(Excerpts from a figure dataset)

* * * * * * *

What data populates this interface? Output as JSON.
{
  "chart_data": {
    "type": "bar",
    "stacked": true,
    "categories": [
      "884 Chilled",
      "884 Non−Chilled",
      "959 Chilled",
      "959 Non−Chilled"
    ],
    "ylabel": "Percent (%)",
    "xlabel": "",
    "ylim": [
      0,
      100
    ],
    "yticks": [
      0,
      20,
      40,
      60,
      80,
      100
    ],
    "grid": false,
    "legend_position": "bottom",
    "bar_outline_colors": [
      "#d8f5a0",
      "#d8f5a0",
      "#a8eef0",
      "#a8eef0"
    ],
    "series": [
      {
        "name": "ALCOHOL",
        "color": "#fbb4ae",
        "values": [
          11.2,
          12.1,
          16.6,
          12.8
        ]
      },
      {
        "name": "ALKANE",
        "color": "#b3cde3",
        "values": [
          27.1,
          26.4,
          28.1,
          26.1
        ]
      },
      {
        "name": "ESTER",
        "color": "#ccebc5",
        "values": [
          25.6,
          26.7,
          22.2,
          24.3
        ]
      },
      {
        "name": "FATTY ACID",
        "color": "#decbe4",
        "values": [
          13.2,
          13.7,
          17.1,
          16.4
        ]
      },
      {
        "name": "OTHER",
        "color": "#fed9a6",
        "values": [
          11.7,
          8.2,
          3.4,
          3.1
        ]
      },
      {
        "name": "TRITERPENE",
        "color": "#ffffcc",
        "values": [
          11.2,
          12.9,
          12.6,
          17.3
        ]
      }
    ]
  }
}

* * * * * * *

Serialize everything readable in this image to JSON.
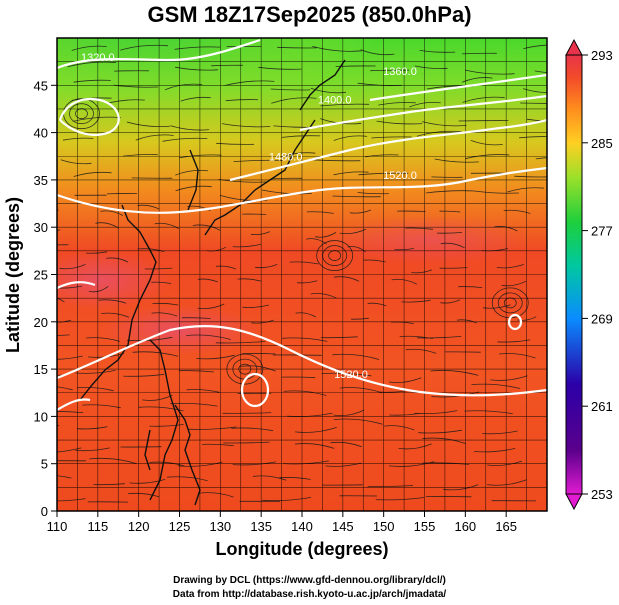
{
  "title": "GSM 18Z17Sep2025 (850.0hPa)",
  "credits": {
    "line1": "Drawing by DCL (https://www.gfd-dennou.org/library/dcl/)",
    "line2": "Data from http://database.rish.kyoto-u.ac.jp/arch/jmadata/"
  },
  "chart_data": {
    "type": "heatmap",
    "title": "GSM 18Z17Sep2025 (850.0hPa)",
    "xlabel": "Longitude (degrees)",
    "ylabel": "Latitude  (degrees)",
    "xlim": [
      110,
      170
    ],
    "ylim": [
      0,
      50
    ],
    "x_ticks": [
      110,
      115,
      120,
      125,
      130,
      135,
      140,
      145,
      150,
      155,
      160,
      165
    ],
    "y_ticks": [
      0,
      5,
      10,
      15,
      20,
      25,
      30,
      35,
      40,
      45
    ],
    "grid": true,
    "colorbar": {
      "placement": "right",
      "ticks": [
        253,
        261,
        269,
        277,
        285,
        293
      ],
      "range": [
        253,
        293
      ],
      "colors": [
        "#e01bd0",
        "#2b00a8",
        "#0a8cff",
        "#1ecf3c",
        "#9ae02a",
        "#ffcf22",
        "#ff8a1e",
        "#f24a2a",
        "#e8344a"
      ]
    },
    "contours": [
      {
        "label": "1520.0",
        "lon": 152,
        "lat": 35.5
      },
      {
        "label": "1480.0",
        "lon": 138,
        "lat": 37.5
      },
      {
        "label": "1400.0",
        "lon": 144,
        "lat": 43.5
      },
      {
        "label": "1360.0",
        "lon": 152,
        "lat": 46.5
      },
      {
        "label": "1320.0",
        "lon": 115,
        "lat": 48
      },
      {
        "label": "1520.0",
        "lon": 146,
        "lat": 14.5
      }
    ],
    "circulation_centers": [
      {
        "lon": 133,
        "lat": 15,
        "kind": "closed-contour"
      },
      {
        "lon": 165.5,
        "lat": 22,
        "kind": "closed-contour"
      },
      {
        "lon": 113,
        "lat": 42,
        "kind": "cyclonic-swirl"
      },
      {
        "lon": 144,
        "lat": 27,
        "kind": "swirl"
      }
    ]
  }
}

* * * * * * *

> **WHAT IS NEEDED**
Return every line above that contains the word "kind".

> **FINAL ANSWER**
        "kind": "closed-contour"
        "kind": "closed-contour"
        "kind": "cyclonic-swirl"
        "kind": "swirl"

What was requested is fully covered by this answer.